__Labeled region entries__

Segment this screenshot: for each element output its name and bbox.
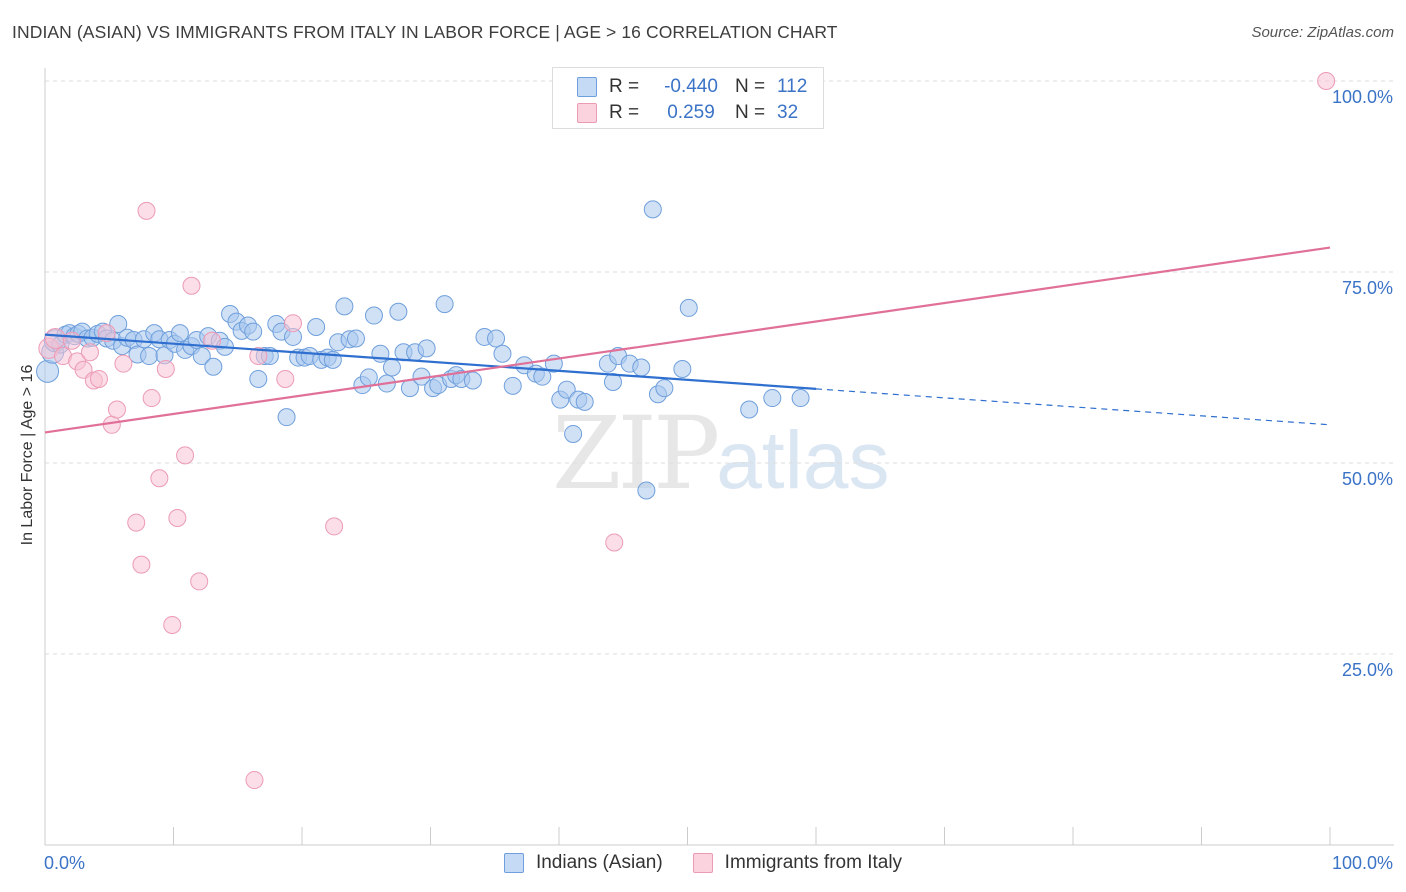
data-point-indians bbox=[564, 424, 583, 443]
legend-r-value: 0.259 bbox=[667, 102, 715, 123]
y-tick-label: 75.0% bbox=[1342, 278, 1393, 298]
data-point-indians bbox=[346, 329, 365, 348]
data-point-italy bbox=[44, 327, 66, 349]
data-point-indians bbox=[249, 369, 268, 388]
legend-label-indians: Indians (Asian) bbox=[535, 852, 663, 873]
data-point-indians bbox=[140, 347, 159, 366]
data-point-italy bbox=[182, 276, 201, 295]
data-point-italy bbox=[137, 201, 156, 220]
data-point-indians bbox=[192, 347, 211, 366]
data-point-italy bbox=[62, 331, 81, 350]
data-point-italy bbox=[107, 400, 126, 419]
data-point-italy bbox=[284, 314, 303, 333]
legend-item-indians[interactable]: Indians (Asian) bbox=[503, 852, 663, 874]
legend-n-label: N = bbox=[735, 76, 766, 97]
data-point-indians bbox=[637, 481, 656, 500]
data-point-indians bbox=[204, 357, 223, 376]
data-point-indians bbox=[575, 392, 594, 411]
data-point-italy bbox=[249, 347, 268, 366]
data-point-indians bbox=[244, 322, 263, 341]
legend-row-indians: R = -0.440 N = 112 bbox=[577, 75, 807, 99]
data-point-italy bbox=[276, 369, 295, 388]
data-point-indians bbox=[307, 318, 326, 337]
legend-swatch-blue bbox=[577, 77, 597, 97]
data-point-indians bbox=[493, 344, 512, 363]
data-point-indians bbox=[389, 302, 408, 321]
watermark: ZIPatlas bbox=[552, 395, 890, 512]
data-point-italy bbox=[150, 469, 169, 488]
data-point-indians bbox=[655, 379, 674, 398]
data-point-indians bbox=[435, 295, 454, 314]
trendline-indians-extension bbox=[815, 388, 1331, 426]
data-point-indians bbox=[277, 408, 296, 427]
data-point-italy bbox=[1317, 72, 1336, 90]
data-point-italy bbox=[163, 615, 182, 634]
correlation-legend: R = -0.440 N = 112 R = 0.259 N = 32 bbox=[552, 67, 824, 129]
watermark-zip: ZIP bbox=[552, 395, 720, 512]
legend-r-label: R = bbox=[609, 76, 640, 97]
data-point-indians bbox=[740, 400, 759, 419]
legend-r-value: -0.440 bbox=[664, 76, 718, 97]
legend-item-italy[interactable]: Immigrants from Italy bbox=[692, 852, 903, 874]
data-point-indians bbox=[463, 371, 482, 390]
data-point-italy bbox=[245, 771, 264, 790]
data-point-italy bbox=[102, 415, 121, 434]
data-point-italy bbox=[132, 555, 151, 574]
data-point-indians bbox=[679, 298, 698, 317]
legend-swatch-pink bbox=[577, 103, 597, 123]
data-point-indians bbox=[791, 389, 810, 408]
data-point-italy bbox=[89, 369, 108, 388]
legend-r-label: R = bbox=[609, 102, 640, 123]
x-tick-label: 100.0% bbox=[1332, 853, 1393, 873]
trendline-italy bbox=[44, 246, 1331, 434]
source-label: Source: ZipAtlas.com bbox=[1251, 24, 1394, 41]
data-point-italy bbox=[168, 509, 187, 528]
data-point-italy bbox=[156, 360, 175, 379]
data-point-indians bbox=[673, 360, 692, 379]
data-point-italy bbox=[176, 446, 195, 465]
legend-label-italy: Immigrants from Italy bbox=[724, 852, 903, 873]
data-point-indians bbox=[170, 324, 189, 343]
data-point-indians bbox=[503, 376, 522, 395]
y-tick-label: 50.0% bbox=[1342, 469, 1393, 489]
legend-n-value: 32 bbox=[777, 102, 799, 123]
data-point-italy bbox=[142, 389, 161, 408]
y-tick-label: 100.0% bbox=[1332, 87, 1393, 107]
legend-row-italy: R = 0.259 N = 32 bbox=[577, 101, 798, 125]
data-point-indians bbox=[36, 359, 60, 383]
data-point-indians bbox=[359, 368, 378, 387]
watermark-atlas: atlas bbox=[716, 415, 890, 506]
series-legend: Indians (Asian) Immigrants from Italy bbox=[0, 852, 1406, 874]
data-point-indians bbox=[643, 200, 662, 219]
data-point-italy bbox=[80, 343, 99, 362]
data-point-indians bbox=[632, 358, 651, 377]
data-point-indians bbox=[533, 367, 552, 386]
data-point-italy bbox=[325, 517, 344, 536]
y-tick-label: 25.0% bbox=[1342, 660, 1393, 680]
data-point-italy bbox=[127, 513, 146, 532]
data-point-indians bbox=[364, 306, 383, 325]
data-point-indians bbox=[487, 329, 506, 348]
data-point-indians bbox=[335, 297, 354, 316]
legend-n-label: N = bbox=[735, 102, 766, 123]
chart-title: INDIAN (ASIAN) VS IMMIGRANTS FROM ITALY … bbox=[12, 22, 838, 42]
legend-n-value: 112 bbox=[777, 76, 808, 97]
data-point-italy bbox=[114, 354, 133, 373]
trendline-indians bbox=[44, 333, 817, 390]
data-point-italy bbox=[605, 533, 624, 552]
data-point-indians bbox=[557, 380, 576, 399]
data-point-indians bbox=[763, 389, 782, 408]
x-tick-label: 0.0% bbox=[44, 853, 85, 873]
data-point-indians bbox=[382, 358, 401, 377]
legend-swatch-blue bbox=[503, 853, 524, 873]
legend-swatch-pink bbox=[692, 853, 713, 873]
data-point-indians bbox=[417, 339, 436, 358]
data-point-italy bbox=[97, 324, 116, 343]
data-point-italy bbox=[190, 572, 209, 591]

__Aim__
Reproduce each line of the records above verbatim, leaving out the pictures.

__Reply to the task__
Segment this screenshot: for each element output its name and bbox.
data-point-indians bbox=[564, 424, 583, 443]
legend-r-value: 0.259 bbox=[667, 102, 715, 123]
y-tick-label: 75.0% bbox=[1342, 278, 1393, 298]
data-point-indians bbox=[346, 329, 365, 348]
data-point-italy bbox=[44, 327, 66, 349]
data-point-indians bbox=[249, 369, 268, 388]
legend-label-indians: Indians (Asian) bbox=[535, 852, 663, 873]
data-point-indians bbox=[140, 347, 159, 366]
data-point-italy bbox=[182, 276, 201, 295]
data-point-italy bbox=[137, 201, 156, 220]
data-point-indians bbox=[192, 347, 211, 366]
data-point-italy bbox=[62, 331, 81, 350]
data-point-italy bbox=[107, 400, 126, 419]
data-point-italy bbox=[284, 314, 303, 333]
legend-item-indians[interactable]: Indians (Asian) bbox=[503, 852, 663, 874]
legend-n-label: N = bbox=[735, 76, 766, 97]
data-point-indians bbox=[637, 481, 656, 500]
data-point-indians bbox=[204, 357, 223, 376]
data-point-indians bbox=[575, 392, 594, 411]
data-point-italy bbox=[249, 347, 268, 366]
data-point-indians bbox=[244, 322, 263, 341]
legend-row-indians: R = -0.440 N = 112 bbox=[577, 75, 807, 99]
data-point-italy bbox=[276, 369, 295, 388]
data-point-indians bbox=[307, 318, 326, 337]
legend-swatch-blue bbox=[577, 77, 597, 97]
data-point-indians bbox=[493, 344, 512, 363]
data-point-indians bbox=[389, 302, 408, 321]
watermark: ZIPatlas bbox=[552, 395, 890, 512]
data-point-italy bbox=[150, 469, 169, 488]
data-point-indians bbox=[655, 379, 674, 398]
data-point-indians bbox=[435, 295, 454, 314]
trendline-indians-extension bbox=[815, 388, 1331, 426]
data-point-indians bbox=[277, 408, 296, 427]
data-point-italy bbox=[1317, 72, 1336, 90]
data-point-italy bbox=[163, 615, 182, 634]
correlation-legend: R = -0.440 N = 112 R = 0.259 N = 32 bbox=[552, 67, 824, 129]
watermark-zip: ZIP bbox=[552, 395, 720, 512]
legend-r-label: R = bbox=[609, 76, 640, 97]
data-point-indians bbox=[740, 400, 759, 419]
legend-r-value: -0.440 bbox=[664, 76, 718, 97]
legend-item-italy[interactable]: Immigrants from Italy bbox=[692, 852, 903, 874]
data-point-indians bbox=[463, 371, 482, 390]
data-point-italy bbox=[245, 771, 264, 790]
data-point-italy bbox=[102, 415, 121, 434]
data-point-italy bbox=[132, 555, 151, 574]
data-point-indians bbox=[679, 298, 698, 317]
legend-swatch-pink bbox=[577, 103, 597, 123]
data-point-indians bbox=[791, 389, 810, 408]
data-point-italy bbox=[89, 369, 108, 388]
legend-r-label: R = bbox=[609, 102, 640, 123]
x-tick-label: 100.0% bbox=[1332, 853, 1393, 873]
trendline-italy bbox=[44, 246, 1331, 434]
source-label: Source: ZipAtlas.com bbox=[1251, 24, 1394, 41]
data-point-italy bbox=[168, 509, 187, 528]
data-point-italy bbox=[156, 360, 175, 379]
data-point-indians bbox=[673, 360, 692, 379]
data-point-italy bbox=[176, 446, 195, 465]
legend-label-italy: Immigrants from Italy bbox=[724, 852, 903, 873]
data-point-indians bbox=[170, 324, 189, 343]
data-point-indians bbox=[503, 376, 522, 395]
y-tick-label: 50.0% bbox=[1342, 469, 1393, 489]
legend-n-value: 32 bbox=[777, 102, 799, 123]
data-point-italy bbox=[142, 389, 161, 408]
y-tick-label: 100.0% bbox=[1332, 87, 1393, 107]
legend-row-italy: R = 0.259 N = 32 bbox=[577, 101, 798, 125]
data-point-indians bbox=[36, 359, 60, 383]
data-point-indians bbox=[359, 368, 378, 387]
watermark-atlas: atlas bbox=[716, 415, 890, 506]
series-legend: Indians (Asian) Immigrants from Italy bbox=[0, 852, 1406, 874]
data-point-indians bbox=[643, 200, 662, 219]
data-point-italy bbox=[80, 343, 99, 362]
data-point-indians bbox=[632, 358, 651, 377]
data-point-indians bbox=[533, 367, 552, 386]
data-point-italy bbox=[325, 517, 344, 536]
y-tick-label: 25.0% bbox=[1342, 660, 1393, 680]
data-point-italy bbox=[127, 513, 146, 532]
data-point-indians bbox=[364, 306, 383, 325]
data-point-indians bbox=[487, 329, 506, 348]
data-point-indians bbox=[335, 297, 354, 316]
legend-n-label: N = bbox=[735, 102, 766, 123]
chart-title: INDIAN (ASIAN) VS IMMIGRANTS FROM ITALY … bbox=[12, 22, 838, 42]
legend-n-value: 112 bbox=[777, 76, 808, 97]
data-point-italy bbox=[114, 354, 133, 373]
trendline-indians bbox=[44, 333, 817, 390]
data-point-italy bbox=[605, 533, 624, 552]
data-point-indians bbox=[557, 380, 576, 399]
data-point-indians bbox=[763, 389, 782, 408]
x-tick-label: 0.0% bbox=[44, 853, 85, 873]
data-point-indians bbox=[382, 358, 401, 377]
legend-swatch-blue bbox=[503, 853, 524, 873]
legend-swatch-pink bbox=[692, 853, 713, 873]
data-point-indians bbox=[417, 339, 436, 358]
data-point-italy bbox=[97, 324, 116, 343]
data-point-italy bbox=[190, 572, 209, 591]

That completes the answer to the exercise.